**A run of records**
════════════════

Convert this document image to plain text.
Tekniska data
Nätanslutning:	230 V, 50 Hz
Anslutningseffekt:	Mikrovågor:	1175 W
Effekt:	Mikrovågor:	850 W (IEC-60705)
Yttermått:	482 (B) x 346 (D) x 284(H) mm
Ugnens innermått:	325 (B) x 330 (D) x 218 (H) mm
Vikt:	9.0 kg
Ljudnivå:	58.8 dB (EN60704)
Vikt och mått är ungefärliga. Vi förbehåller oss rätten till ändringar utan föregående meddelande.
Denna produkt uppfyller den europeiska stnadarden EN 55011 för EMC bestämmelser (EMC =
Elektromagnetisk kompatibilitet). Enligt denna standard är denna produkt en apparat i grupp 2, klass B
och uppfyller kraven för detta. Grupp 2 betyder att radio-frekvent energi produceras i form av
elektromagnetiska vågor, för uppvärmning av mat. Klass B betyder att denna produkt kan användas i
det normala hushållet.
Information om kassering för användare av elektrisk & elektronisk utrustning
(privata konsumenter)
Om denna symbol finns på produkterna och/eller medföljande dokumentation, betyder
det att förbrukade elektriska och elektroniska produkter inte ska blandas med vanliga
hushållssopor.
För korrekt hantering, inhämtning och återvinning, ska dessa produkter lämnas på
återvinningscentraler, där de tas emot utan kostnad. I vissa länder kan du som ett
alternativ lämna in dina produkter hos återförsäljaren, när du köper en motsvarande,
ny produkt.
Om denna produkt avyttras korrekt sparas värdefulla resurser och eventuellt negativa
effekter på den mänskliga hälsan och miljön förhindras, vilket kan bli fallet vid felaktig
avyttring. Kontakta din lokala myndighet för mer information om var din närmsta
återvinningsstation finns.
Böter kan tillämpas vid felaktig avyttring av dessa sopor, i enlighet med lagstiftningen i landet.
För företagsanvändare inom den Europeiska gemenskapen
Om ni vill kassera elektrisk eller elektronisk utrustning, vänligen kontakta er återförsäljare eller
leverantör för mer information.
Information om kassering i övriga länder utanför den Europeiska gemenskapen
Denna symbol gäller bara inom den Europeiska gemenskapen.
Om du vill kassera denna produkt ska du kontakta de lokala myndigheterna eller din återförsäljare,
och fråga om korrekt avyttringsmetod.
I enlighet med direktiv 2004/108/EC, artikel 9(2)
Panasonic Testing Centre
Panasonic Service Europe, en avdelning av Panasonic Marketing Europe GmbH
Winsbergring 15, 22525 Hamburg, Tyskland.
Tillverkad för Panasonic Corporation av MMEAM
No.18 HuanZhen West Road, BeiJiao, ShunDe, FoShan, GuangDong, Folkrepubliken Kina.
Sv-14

════════════════

**Work required**
Considering only the records above, state the number of lines that include the word "kassering", with nothing added.

**Output below**
2